■ Direction ■
Leave out the images and repeat the listing below without a single change.

■ Material for this task ■
——
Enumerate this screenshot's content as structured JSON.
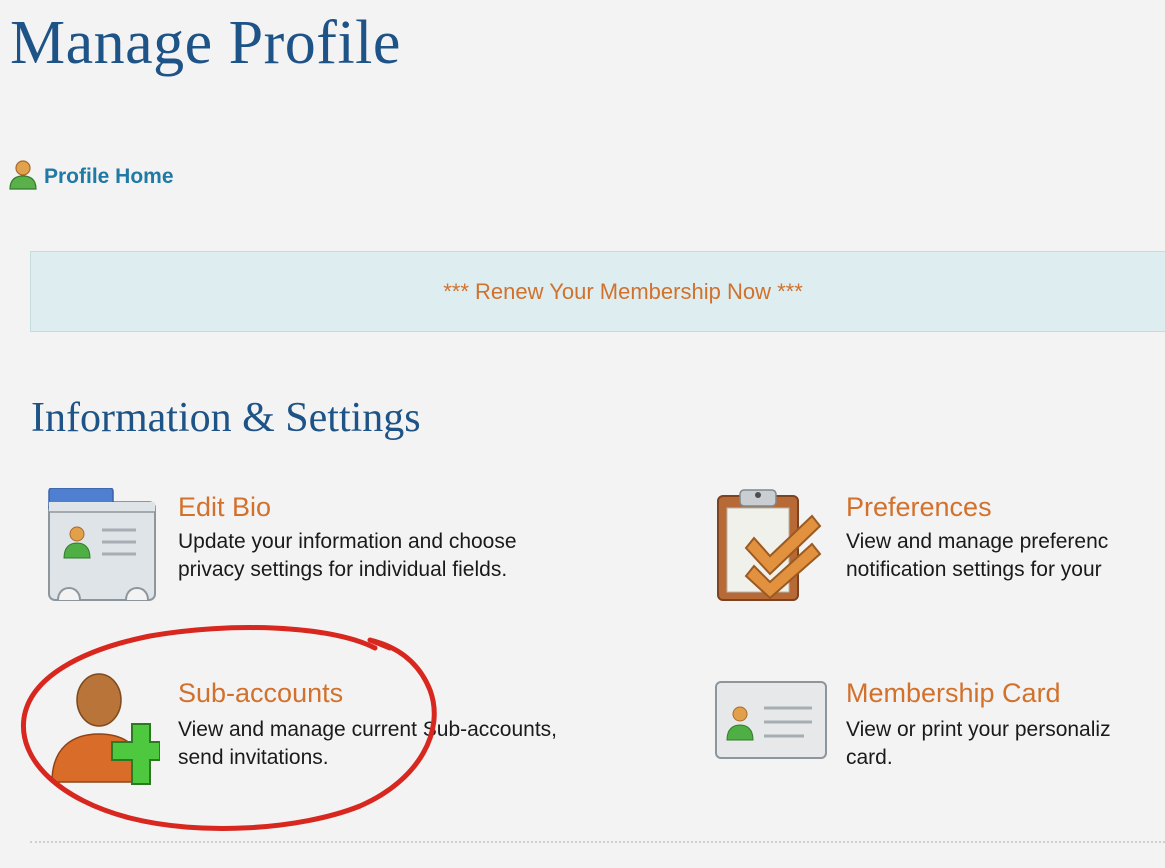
{
  "header": {
    "title": "Manage Profile"
  },
  "profile_home": {
    "label": "Profile Home",
    "icon": "user-icon"
  },
  "banner": {
    "text": "*** Renew Your Membership Now ***"
  },
  "section": {
    "title": "Information & Settings"
  },
  "tiles": {
    "edit_bio": {
      "title": "Edit Bio",
      "desc_line1": "Update your information and choose",
      "desc_line2": "privacy settings for individual fields.",
      "icon": "contact-card-icon"
    },
    "preferences": {
      "title": "Preferences",
      "desc_line1": "View and manage preferenc",
      "desc_line2": "notification settings for your",
      "icon": "clipboard-checklist-icon"
    },
    "sub_accounts": {
      "title": "Sub-accounts",
      "desc_line1": "View and manage current Sub-accounts,",
      "desc_line2": "send invitations.",
      "icon": "add-user-icon"
    },
    "membership_card": {
      "title": "Membership Card",
      "desc_line1": "View or print your personaliz",
      "desc_line2": "card.",
      "icon": "id-card-icon"
    }
  },
  "colors": {
    "heading": "#1d5386",
    "link_orange": "#d2712c",
    "link_blue": "#1f7aa6",
    "banner_bg": "#deeef0",
    "annotation_red": "#d8271f"
  }
}
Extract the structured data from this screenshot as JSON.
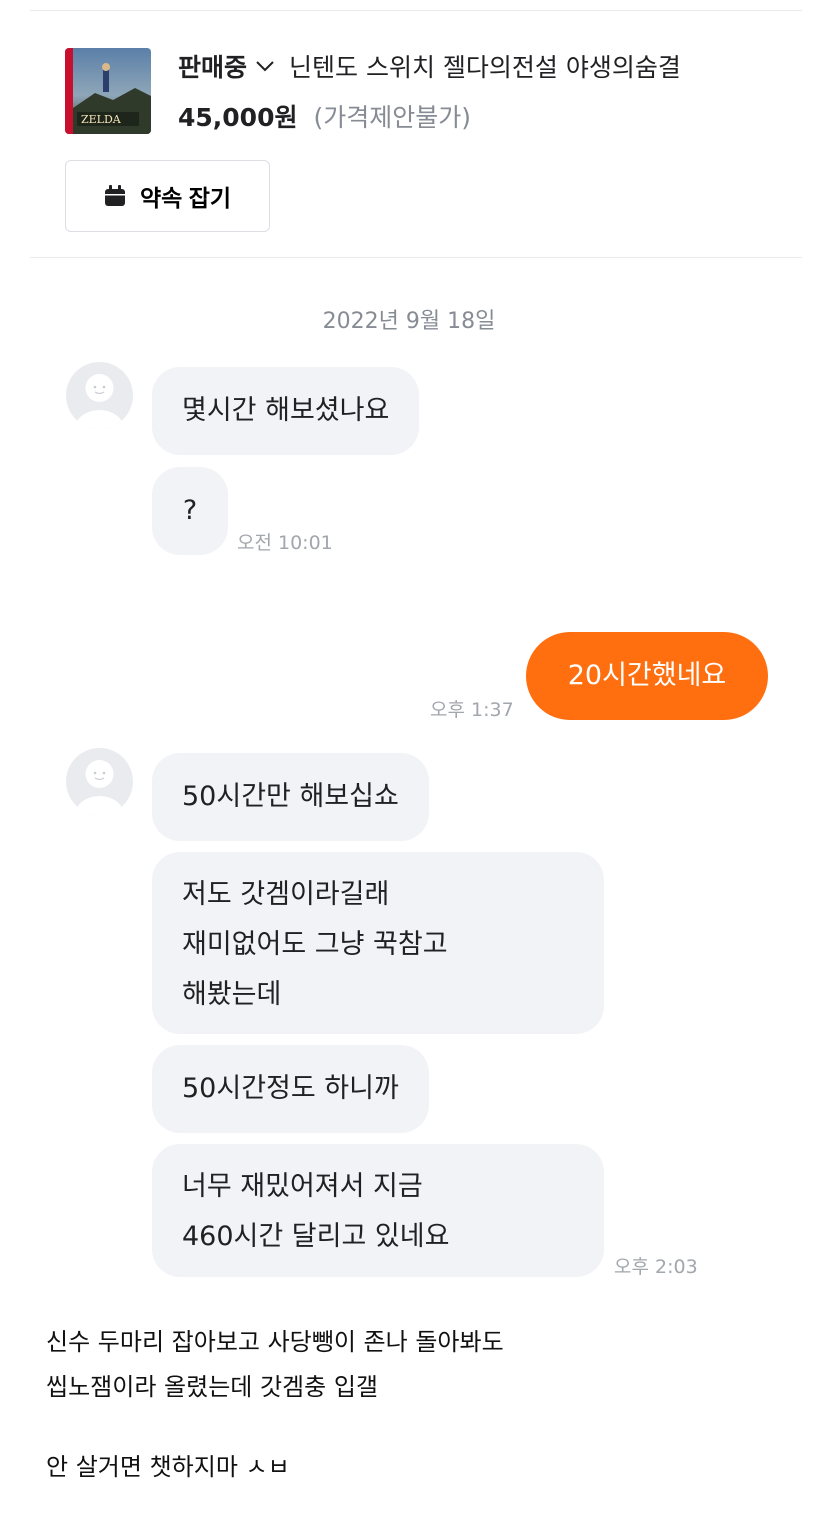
{
  "product": {
    "thumbnail_text": "ZELDA",
    "status": "판매중",
    "title": "닌텐도 스위치 젤다의전설 야생의숨결",
    "price": "45,000원",
    "price_note": "(가격제안불가)",
    "appointment_button": "약속 잡기"
  },
  "chat": {
    "date": "2022년 9월 18일",
    "messages": [
      {
        "text": "몇시간 해보셨나요"
      },
      {
        "text": "?",
        "time": "오전 10:01"
      },
      {
        "text": "20시간했네요",
        "time": "오후 1:37"
      },
      {
        "text": "50시간만 해보십쇼"
      },
      {
        "lines": [
          "저도 갓겜이라길래",
          "재미없어도 그냥 꾹참고",
          "해봤는데"
        ]
      },
      {
        "text": "50시간정도 하니까"
      },
      {
        "lines": [
          "너무 재밌어져서 지금",
          "460시간 달리고 있네요"
        ],
        "time": "오후 2:03"
      }
    ]
  },
  "caption": {
    "lines": [
      "신수 두마리 잡아보고 사당뺑이 존나 돌아봐도",
      "씹노잼이라 올렸는데 갓겜충 입갤",
      "안 살거면 챗하지마 ㅅㅂ"
    ]
  },
  "colors": {
    "accent": "#ff6f0f",
    "bubble": "#f2f3f6",
    "muted": "#868b94"
  },
  "icons": {
    "status_dropdown": "chevron-down-icon",
    "appointment": "calendar-icon",
    "avatar": "default-avatar-icon"
  }
}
——
■ Exercise output ■
Enumerate this screenshot's content as structured JSON.
{
  "header": {
    "title": "Manage Profile"
  },
  "profile_home": {
    "label": "Profile Home",
    "icon": "user-icon"
  },
  "banner": {
    "text": "*** Renew Your Membership Now ***"
  },
  "section": {
    "title": "Information & Settings"
  },
  "tiles": {
    "edit_bio": {
      "title": "Edit Bio",
      "desc_line1": "Update your information and choose",
      "desc_line2": "privacy settings for individual fields.",
      "icon": "contact-card-icon"
    },
    "preferences": {
      "title": "Preferences",
      "desc_line1": "View and manage preferenc",
      "desc_line2": "notification settings for your",
      "icon": "clipboard-checklist-icon"
    },
    "sub_accounts": {
      "title": "Sub-accounts",
      "desc_line1": "View and manage current Sub-accounts,",
      "desc_line2": "send invitations.",
      "icon": "add-user-icon"
    },
    "membership_card": {
      "title": "Membership Card",
      "desc_line1": "View or print your personaliz",
      "desc_line2": "card.",
      "icon": "id-card-icon"
    }
  },
  "colors": {
    "heading": "#1d5386",
    "link_orange": "#d2712c",
    "link_blue": "#1f7aa6",
    "banner_bg": "#deeef0",
    "annotation_red": "#d8271f"
  }
}
Extract the structured data from this screenshot as JSON.
{
  "product": {
    "thumbnail_text": "ZELDA",
    "status": "판매중",
    "title": "닌텐도 스위치 젤다의전설 야생의숨결",
    "price": "45,000원",
    "price_note": "(가격제안불가)",
    "appointment_button": "약속 잡기"
  },
  "chat": {
    "date": "2022년 9월 18일",
    "messages": [
      {
        "text": "몇시간 해보셨나요"
      },
      {
        "text": "?",
        "time": "오전 10:01"
      },
      {
        "text": "20시간했네요",
        "time": "오후 1:37"
      },
      {
        "text": "50시간만 해보십쇼"
      },
      {
        "lines": [
          "저도 갓겜이라길래",
          "재미없어도 그냥 꾹참고",
          "해봤는데"
        ]
      },
      {
        "text": "50시간정도 하니까"
      },
      {
        "lines": [
          "너무 재밌어져서 지금",
          "460시간 달리고 있네요"
        ],
        "time": "오후 2:03"
      }
    ]
  },
  "caption": {
    "lines": [
      "신수 두마리 잡아보고 사당뺑이 존나 돌아봐도",
      "씹노잼이라 올렸는데 갓겜충 입갤",
      "안 살거면 챗하지마 ㅅㅂ"
    ]
  },
  "colors": {
    "accent": "#ff6f0f",
    "bubble": "#f2f3f6",
    "muted": "#868b94"
  },
  "icons": {
    "status_dropdown": "chevron-down-icon",
    "appointment": "calendar-icon",
    "avatar": "default-avatar-icon"
  }
}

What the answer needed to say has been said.